Skip the pictures. Repeat everything else in the records word for word.

Start of Records for the task

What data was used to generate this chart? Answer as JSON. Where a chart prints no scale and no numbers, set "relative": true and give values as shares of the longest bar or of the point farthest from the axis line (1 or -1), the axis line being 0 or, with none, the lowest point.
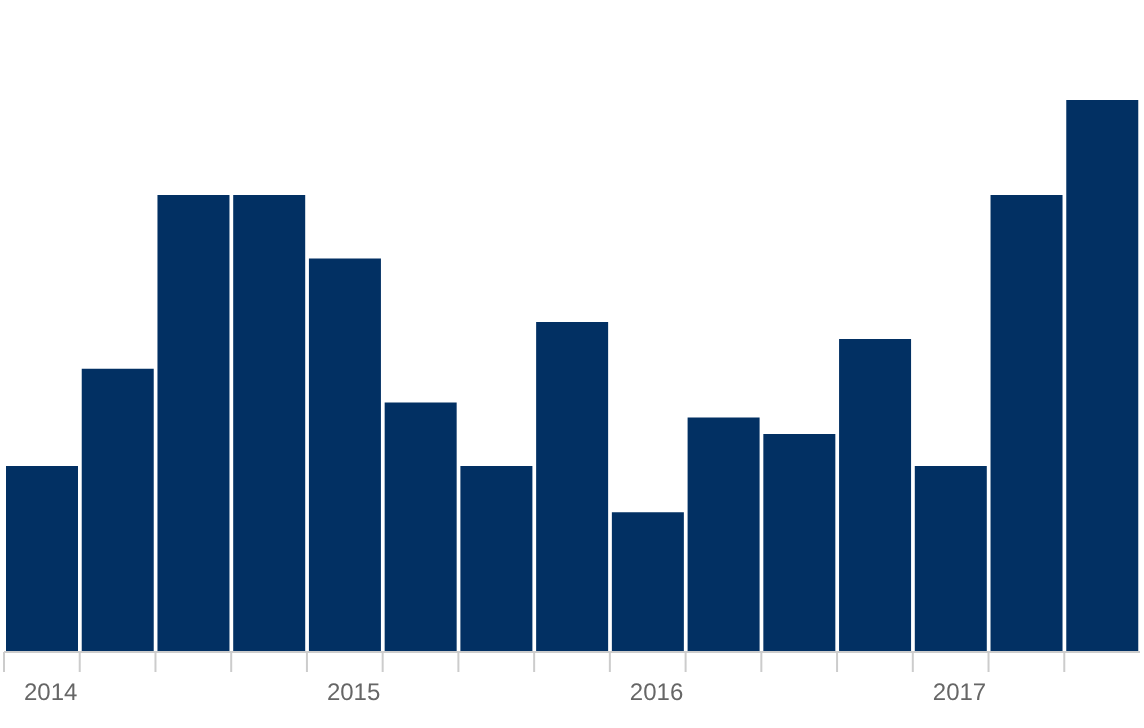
{
  "chart_data": {
    "type": "bar",
    "relative": true,
    "categories": [
      "2014",
      null,
      null,
      null,
      "2015",
      null,
      null,
      null,
      "2016",
      null,
      null,
      null,
      "2017",
      null,
      null
    ],
    "values": [
      0.337,
      0.513,
      0.828,
      0.828,
      0.713,
      0.452,
      0.337,
      0.598,
      0.253,
      0.425,
      0.395,
      0.567,
      0.337,
      0.828,
      1
    ],
    "color": "#023063",
    "grid": false
  }
}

End of Records for the task

## Answer for the task
What data was used to generate this chart? Answer as JSON. Where a chart prints no scale and no numbers, set "relative": true and give values as shares of the longest bar or of the point farthest from the axis line (1 or -1), the axis line being 0 or, with none, the lowest point.
{
  "chart_data": {
    "type": "bar",
    "relative": true,
    "categories": [
      "2014",
      null,
      null,
      null,
      "2015",
      null,
      null,
      null,
      "2016",
      null,
      null,
      null,
      "2017",
      null,
      null
    ],
    "values": [
      0.337,
      0.513,
      0.828,
      0.828,
      0.713,
      0.452,
      0.337,
      0.598,
      0.253,
      0.425,
      0.395,
      0.567,
      0.337,
      0.828,
      1
    ],
    "color": "#023063",
    "grid": false
  }
}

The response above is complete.